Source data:
····················

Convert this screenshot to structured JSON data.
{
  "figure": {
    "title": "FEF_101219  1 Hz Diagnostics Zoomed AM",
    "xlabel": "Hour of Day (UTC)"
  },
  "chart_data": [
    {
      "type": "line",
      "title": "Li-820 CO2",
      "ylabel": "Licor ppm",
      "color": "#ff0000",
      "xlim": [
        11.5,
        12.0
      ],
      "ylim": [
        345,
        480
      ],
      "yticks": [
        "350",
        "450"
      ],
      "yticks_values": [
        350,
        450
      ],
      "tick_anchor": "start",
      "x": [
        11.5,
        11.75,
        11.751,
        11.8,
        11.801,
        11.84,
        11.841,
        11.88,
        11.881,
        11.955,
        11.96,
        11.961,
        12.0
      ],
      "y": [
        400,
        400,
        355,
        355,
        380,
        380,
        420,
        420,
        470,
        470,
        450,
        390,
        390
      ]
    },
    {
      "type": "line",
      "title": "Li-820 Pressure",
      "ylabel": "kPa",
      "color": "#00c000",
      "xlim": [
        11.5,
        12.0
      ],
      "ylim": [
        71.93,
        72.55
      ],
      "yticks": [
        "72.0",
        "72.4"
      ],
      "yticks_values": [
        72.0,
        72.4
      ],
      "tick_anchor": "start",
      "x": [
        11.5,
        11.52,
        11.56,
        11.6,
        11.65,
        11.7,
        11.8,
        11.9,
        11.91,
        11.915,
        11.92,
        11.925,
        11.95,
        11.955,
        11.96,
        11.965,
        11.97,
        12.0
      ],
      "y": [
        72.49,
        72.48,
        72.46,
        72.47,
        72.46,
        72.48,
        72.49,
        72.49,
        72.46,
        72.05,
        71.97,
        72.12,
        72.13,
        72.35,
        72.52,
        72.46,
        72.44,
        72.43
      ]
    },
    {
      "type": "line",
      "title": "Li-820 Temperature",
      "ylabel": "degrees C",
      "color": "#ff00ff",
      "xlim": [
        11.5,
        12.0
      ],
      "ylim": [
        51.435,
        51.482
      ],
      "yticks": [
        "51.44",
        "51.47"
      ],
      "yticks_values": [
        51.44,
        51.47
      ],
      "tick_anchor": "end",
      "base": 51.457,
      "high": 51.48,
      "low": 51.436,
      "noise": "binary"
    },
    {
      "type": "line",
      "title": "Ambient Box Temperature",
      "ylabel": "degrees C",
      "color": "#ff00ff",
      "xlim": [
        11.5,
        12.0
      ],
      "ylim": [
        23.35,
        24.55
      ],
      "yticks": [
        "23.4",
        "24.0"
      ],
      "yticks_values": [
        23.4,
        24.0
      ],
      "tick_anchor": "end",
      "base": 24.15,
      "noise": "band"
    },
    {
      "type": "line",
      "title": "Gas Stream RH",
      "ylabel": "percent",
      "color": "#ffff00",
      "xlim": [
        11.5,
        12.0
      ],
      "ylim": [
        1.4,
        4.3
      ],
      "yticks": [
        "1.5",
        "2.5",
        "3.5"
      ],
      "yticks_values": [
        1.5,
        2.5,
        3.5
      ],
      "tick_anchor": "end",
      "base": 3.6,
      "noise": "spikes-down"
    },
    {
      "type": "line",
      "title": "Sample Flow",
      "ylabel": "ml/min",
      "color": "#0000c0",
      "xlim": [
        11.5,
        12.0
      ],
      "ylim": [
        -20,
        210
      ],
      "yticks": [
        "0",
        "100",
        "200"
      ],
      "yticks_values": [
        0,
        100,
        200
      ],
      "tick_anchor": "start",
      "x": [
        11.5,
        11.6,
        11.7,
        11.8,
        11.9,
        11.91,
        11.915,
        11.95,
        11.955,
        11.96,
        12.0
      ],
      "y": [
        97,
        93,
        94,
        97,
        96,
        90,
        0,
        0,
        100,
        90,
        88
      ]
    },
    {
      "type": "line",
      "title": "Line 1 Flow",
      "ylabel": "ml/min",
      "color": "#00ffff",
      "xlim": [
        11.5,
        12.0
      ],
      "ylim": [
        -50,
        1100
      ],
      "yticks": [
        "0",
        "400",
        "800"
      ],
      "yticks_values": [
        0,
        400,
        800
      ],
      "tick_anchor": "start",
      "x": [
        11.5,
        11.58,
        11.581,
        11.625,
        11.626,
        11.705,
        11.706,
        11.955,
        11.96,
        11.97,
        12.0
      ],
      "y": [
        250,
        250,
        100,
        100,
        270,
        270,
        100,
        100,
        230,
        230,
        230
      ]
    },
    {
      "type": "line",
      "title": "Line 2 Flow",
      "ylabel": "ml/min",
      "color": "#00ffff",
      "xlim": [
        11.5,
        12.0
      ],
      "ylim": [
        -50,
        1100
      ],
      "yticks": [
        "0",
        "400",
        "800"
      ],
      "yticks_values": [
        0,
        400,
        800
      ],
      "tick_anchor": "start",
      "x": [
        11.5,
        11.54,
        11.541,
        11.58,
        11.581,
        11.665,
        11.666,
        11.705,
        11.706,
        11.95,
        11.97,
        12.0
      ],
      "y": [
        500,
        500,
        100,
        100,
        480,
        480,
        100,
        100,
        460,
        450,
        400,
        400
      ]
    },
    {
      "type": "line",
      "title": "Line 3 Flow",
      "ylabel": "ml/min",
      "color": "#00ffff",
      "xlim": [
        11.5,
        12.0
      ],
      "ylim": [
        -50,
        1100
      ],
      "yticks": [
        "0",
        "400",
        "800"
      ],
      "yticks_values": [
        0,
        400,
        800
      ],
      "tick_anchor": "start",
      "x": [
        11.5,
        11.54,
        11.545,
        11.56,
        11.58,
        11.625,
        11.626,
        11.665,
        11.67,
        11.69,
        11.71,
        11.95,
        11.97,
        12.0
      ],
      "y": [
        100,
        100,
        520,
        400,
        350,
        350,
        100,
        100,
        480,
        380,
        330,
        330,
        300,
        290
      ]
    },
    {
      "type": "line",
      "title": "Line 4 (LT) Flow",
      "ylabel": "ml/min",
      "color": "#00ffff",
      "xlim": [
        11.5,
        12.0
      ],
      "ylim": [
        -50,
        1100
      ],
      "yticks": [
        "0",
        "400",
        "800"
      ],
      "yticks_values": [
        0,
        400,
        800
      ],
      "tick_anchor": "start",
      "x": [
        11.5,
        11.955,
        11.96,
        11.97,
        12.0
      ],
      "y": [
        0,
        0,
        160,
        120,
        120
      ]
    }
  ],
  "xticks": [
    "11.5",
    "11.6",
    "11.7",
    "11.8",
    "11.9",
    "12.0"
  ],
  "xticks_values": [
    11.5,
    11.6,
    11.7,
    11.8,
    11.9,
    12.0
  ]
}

····················

§ OBJECTIVE
Faithfully reproduce all of the records, character for character.

§ EXERCISE OUTPUT
Convert this screenshot to structured JSON data.
{
  "figure": {
    "title": "FEF_101219  1 Hz Diagnostics Zoomed AM",
    "xlabel": "Hour of Day (UTC)"
  },
  "chart_data": [
    {
      "type": "line",
      "title": "Li-820 CO2",
      "ylabel": "Licor ppm",
      "color": "#ff0000",
      "xlim": [
        11.5,
        12.0
      ],
      "ylim": [
        345,
        480
      ],
      "yticks": [
        "350",
        "450"
      ],
      "yticks_values": [
        350,
        450
      ],
      "tick_anchor": "start",
      "x": [
        11.5,
        11.75,
        11.751,
        11.8,
        11.801,
        11.84,
        11.841,
        11.88,
        11.881,
        11.955,
        11.96,
        11.961,
        12.0
      ],
      "y": [
        400,
        400,
        355,
        355,
        380,
        380,
        420,
        420,
        470,
        470,
        450,
        390,
        390
      ]
    },
    {
      "type": "line",
      "title": "Li-820 Pressure",
      "ylabel": "kPa",
      "color": "#00c000",
      "xlim": [
        11.5,
        12.0
      ],
      "ylim": [
        71.93,
        72.55
      ],
      "yticks": [
        "72.0",
        "72.4"
      ],
      "yticks_values": [
        72.0,
        72.4
      ],
      "tick_anchor": "start",
      "x": [
        11.5,
        11.52,
        11.56,
        11.6,
        11.65,
        11.7,
        11.8,
        11.9,
        11.91,
        11.915,
        11.92,
        11.925,
        11.95,
        11.955,
        11.96,
        11.965,
        11.97,
        12.0
      ],
      "y": [
        72.49,
        72.48,
        72.46,
        72.47,
        72.46,
        72.48,
        72.49,
        72.49,
        72.46,
        72.05,
        71.97,
        72.12,
        72.13,
        72.35,
        72.52,
        72.46,
        72.44,
        72.43
      ]
    },
    {
      "type": "line",
      "title": "Li-820 Temperature",
      "ylabel": "degrees C",
      "color": "#ff00ff",
      "xlim": [
        11.5,
        12.0
      ],
      "ylim": [
        51.435,
        51.482
      ],
      "yticks": [
        "51.44",
        "51.47"
      ],
      "yticks_values": [
        51.44,
        51.47
      ],
      "tick_anchor": "end",
      "base": 51.457,
      "high": 51.48,
      "low": 51.436,
      "noise": "binary"
    },
    {
      "type": "line",
      "title": "Ambient Box Temperature",
      "ylabel": "degrees C",
      "color": "#ff00ff",
      "xlim": [
        11.5,
        12.0
      ],
      "ylim": [
        23.35,
        24.55
      ],
      "yticks": [
        "23.4",
        "24.0"
      ],
      "yticks_values": [
        23.4,
        24.0
      ],
      "tick_anchor": "end",
      "base": 24.15,
      "noise": "band"
    },
    {
      "type": "line",
      "title": "Gas Stream RH",
      "ylabel": "percent",
      "color": "#ffff00",
      "xlim": [
        11.5,
        12.0
      ],
      "ylim": [
        1.4,
        4.3
      ],
      "yticks": [
        "1.5",
        "2.5",
        "3.5"
      ],
      "yticks_values": [
        1.5,
        2.5,
        3.5
      ],
      "tick_anchor": "end",
      "base": 3.6,
      "noise": "spikes-down"
    },
    {
      "type": "line",
      "title": "Sample Flow",
      "ylabel": "ml/min",
      "color": "#0000c0",
      "xlim": [
        11.5,
        12.0
      ],
      "ylim": [
        -20,
        210
      ],
      "yticks": [
        "0",
        "100",
        "200"
      ],
      "yticks_values": [
        0,
        100,
        200
      ],
      "tick_anchor": "start",
      "x": [
        11.5,
        11.6,
        11.7,
        11.8,
        11.9,
        11.91,
        11.915,
        11.95,
        11.955,
        11.96,
        12.0
      ],
      "y": [
        97,
        93,
        94,
        97,
        96,
        90,
        0,
        0,
        100,
        90,
        88
      ]
    },
    {
      "type": "line",
      "title": "Line 1 Flow",
      "ylabel": "ml/min",
      "color": "#00ffff",
      "xlim": [
        11.5,
        12.0
      ],
      "ylim": [
        -50,
        1100
      ],
      "yticks": [
        "0",
        "400",
        "800"
      ],
      "yticks_values": [
        0,
        400,
        800
      ],
      "tick_anchor": "start",
      "x": [
        11.5,
        11.58,
        11.581,
        11.625,
        11.626,
        11.705,
        11.706,
        11.955,
        11.96,
        11.97,
        12.0
      ],
      "y": [
        250,
        250,
        100,
        100,
        270,
        270,
        100,
        100,
        230,
        230,
        230
      ]
    },
    {
      "type": "line",
      "title": "Line 2 Flow",
      "ylabel": "ml/min",
      "color": "#00ffff",
      "xlim": [
        11.5,
        12.0
      ],
      "ylim": [
        -50,
        1100
      ],
      "yticks": [
        "0",
        "400",
        "800"
      ],
      "yticks_values": [
        0,
        400,
        800
      ],
      "tick_anchor": "start",
      "x": [
        11.5,
        11.54,
        11.541,
        11.58,
        11.581,
        11.665,
        11.666,
        11.705,
        11.706,
        11.95,
        11.97,
        12.0
      ],
      "y": [
        500,
        500,
        100,
        100,
        480,
        480,
        100,
        100,
        460,
        450,
        400,
        400
      ]
    },
    {
      "type": "line",
      "title": "Line 3 Flow",
      "ylabel": "ml/min",
      "color": "#00ffff",
      "xlim": [
        11.5,
        12.0
      ],
      "ylim": [
        -50,
        1100
      ],
      "yticks": [
        "0",
        "400",
        "800"
      ],
      "yticks_values": [
        0,
        400,
        800
      ],
      "tick_anchor": "start",
      "x": [
        11.5,
        11.54,
        11.545,
        11.56,
        11.58,
        11.625,
        11.626,
        11.665,
        11.67,
        11.69,
        11.71,
        11.95,
        11.97,
        12.0
      ],
      "y": [
        100,
        100,
        520,
        400,
        350,
        350,
        100,
        100,
        480,
        380,
        330,
        330,
        300,
        290
      ]
    },
    {
      "type": "line",
      "title": "Line 4 (LT) Flow",
      "ylabel": "ml/min",
      "color": "#00ffff",
      "xlim": [
        11.5,
        12.0
      ],
      "ylim": [
        -50,
        1100
      ],
      "yticks": [
        "0",
        "400",
        "800"
      ],
      "yticks_values": [
        0,
        400,
        800
      ],
      "tick_anchor": "start",
      "x": [
        11.5,
        11.955,
        11.96,
        11.97,
        12.0
      ],
      "y": [
        0,
        0,
        160,
        120,
        120
      ]
    }
  ],
  "xticks": [
    "11.5",
    "11.6",
    "11.7",
    "11.8",
    "11.9",
    "12.0"
  ],
  "xticks_values": [
    11.5,
    11.6,
    11.7,
    11.8,
    11.9,
    12.0
  ]
}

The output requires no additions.